Start of DATASET EXCERPTS

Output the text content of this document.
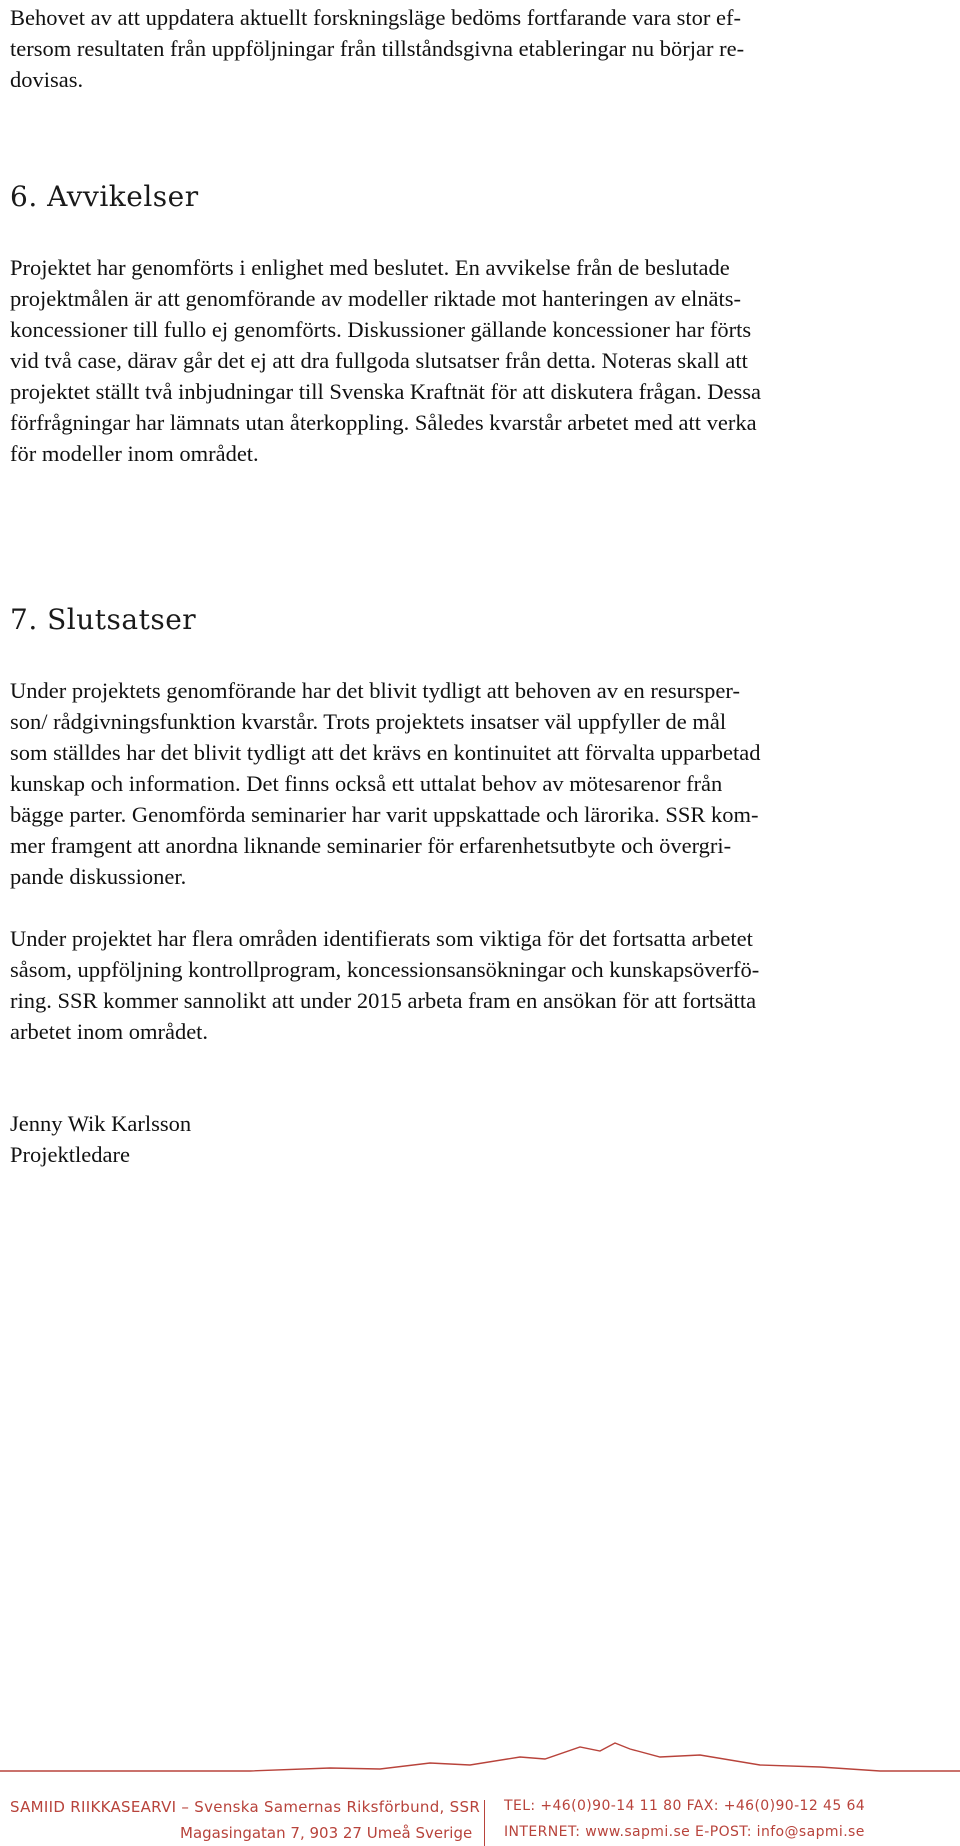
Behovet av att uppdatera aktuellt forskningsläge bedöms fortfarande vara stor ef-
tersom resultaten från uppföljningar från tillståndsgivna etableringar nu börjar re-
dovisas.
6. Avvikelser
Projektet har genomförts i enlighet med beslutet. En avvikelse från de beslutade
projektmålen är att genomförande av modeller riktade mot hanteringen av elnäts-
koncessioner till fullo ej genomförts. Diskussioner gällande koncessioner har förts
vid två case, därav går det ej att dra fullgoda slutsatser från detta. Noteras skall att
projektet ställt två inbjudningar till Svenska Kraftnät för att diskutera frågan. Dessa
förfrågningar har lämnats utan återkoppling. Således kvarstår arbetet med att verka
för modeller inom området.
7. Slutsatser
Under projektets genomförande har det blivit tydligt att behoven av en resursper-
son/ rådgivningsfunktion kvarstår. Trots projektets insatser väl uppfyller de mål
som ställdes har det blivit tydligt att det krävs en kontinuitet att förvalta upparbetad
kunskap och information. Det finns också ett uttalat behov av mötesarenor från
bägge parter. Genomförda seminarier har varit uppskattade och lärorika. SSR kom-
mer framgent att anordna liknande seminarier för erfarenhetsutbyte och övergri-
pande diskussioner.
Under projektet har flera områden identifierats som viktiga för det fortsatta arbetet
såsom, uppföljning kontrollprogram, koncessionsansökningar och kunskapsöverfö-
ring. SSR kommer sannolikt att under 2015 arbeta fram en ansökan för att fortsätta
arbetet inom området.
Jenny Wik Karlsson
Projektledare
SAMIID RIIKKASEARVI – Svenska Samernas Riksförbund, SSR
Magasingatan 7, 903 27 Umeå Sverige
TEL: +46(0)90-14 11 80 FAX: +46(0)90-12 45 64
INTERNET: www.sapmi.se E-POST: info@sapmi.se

End of DATASET EXCERPTS
Start of DATASET EXCERPTS

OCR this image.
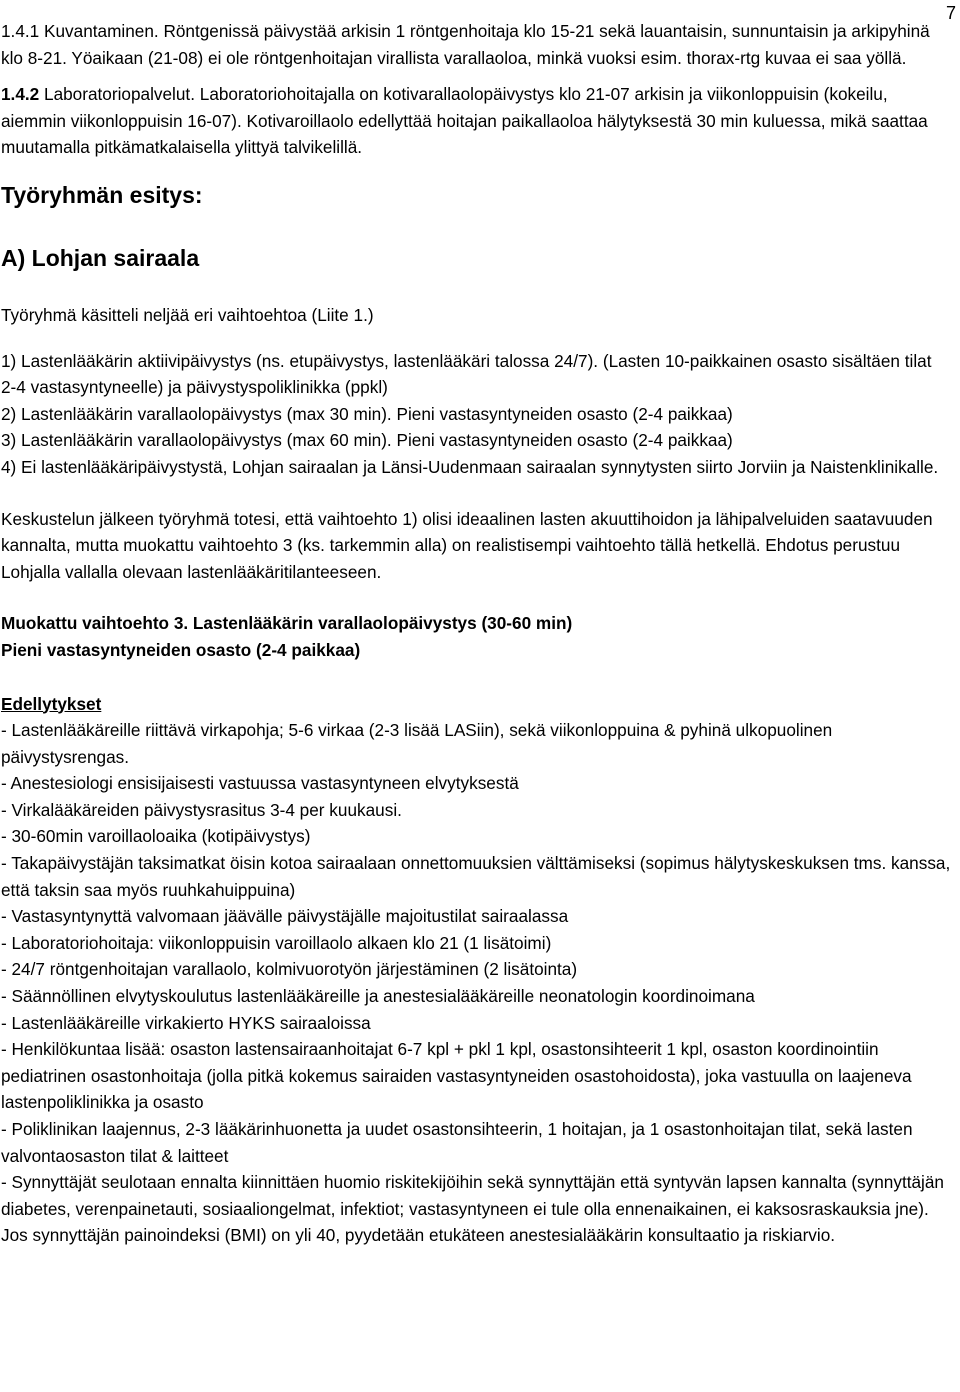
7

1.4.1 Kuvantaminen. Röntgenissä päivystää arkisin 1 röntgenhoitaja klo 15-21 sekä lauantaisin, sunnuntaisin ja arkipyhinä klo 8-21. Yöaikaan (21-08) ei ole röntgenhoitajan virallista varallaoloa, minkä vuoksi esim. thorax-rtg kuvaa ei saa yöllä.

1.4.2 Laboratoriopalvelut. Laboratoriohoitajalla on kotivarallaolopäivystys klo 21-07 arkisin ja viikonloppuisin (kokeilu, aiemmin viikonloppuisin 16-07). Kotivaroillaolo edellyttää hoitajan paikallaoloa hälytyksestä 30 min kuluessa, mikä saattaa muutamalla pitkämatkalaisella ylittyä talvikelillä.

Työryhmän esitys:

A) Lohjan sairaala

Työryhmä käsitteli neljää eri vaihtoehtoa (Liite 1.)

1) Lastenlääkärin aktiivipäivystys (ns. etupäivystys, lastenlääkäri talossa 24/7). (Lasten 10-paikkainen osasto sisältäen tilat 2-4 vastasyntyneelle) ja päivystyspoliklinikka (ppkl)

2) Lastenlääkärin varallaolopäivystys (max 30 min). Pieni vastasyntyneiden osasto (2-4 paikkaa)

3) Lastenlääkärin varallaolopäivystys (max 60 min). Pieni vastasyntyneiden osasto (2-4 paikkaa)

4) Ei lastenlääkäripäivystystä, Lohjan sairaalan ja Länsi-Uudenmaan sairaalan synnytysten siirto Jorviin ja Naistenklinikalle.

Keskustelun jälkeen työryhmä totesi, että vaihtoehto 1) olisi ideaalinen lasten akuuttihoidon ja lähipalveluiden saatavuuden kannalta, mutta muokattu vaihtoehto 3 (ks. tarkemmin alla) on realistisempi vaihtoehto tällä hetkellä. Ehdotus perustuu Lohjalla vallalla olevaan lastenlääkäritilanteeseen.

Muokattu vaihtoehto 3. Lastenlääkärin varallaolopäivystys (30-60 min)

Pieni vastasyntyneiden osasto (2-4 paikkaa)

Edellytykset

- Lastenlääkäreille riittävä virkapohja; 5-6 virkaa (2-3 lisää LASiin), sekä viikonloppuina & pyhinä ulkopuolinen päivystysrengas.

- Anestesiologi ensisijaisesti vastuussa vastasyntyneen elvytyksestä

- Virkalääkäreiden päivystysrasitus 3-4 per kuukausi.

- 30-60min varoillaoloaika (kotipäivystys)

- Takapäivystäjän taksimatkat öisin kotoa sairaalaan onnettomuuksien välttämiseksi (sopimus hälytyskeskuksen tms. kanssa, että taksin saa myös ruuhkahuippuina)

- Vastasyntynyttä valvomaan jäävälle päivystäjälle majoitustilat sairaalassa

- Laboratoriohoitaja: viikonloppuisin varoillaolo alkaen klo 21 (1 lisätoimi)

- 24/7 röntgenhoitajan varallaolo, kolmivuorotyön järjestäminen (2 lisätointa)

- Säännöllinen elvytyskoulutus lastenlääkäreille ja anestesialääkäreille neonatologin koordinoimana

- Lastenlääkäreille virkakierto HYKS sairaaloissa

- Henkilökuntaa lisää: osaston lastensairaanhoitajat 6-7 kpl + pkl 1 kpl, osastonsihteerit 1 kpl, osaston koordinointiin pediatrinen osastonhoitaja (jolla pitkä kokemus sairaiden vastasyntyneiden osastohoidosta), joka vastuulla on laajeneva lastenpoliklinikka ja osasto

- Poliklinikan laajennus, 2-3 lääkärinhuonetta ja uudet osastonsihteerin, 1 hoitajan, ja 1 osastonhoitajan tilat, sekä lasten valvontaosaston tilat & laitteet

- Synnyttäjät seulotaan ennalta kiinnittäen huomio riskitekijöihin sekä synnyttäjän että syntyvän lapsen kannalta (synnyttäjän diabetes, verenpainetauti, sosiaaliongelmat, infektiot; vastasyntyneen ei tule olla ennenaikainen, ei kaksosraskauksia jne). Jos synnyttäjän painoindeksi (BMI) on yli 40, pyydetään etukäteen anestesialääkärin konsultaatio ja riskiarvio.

End of DATASET EXCERPTS

**WORK INSTRUCTION**:
Write out each line above containing "Lohjan".

**RESPONSE AREA**:
A) Lohjan sairaala
4) Ei lastenlääkäripäivystystä, Lohjan sairaalan ja Länsi-Uudenmaan sairaalan synnytysten siirto Jorviin ja Naistenklinikalle.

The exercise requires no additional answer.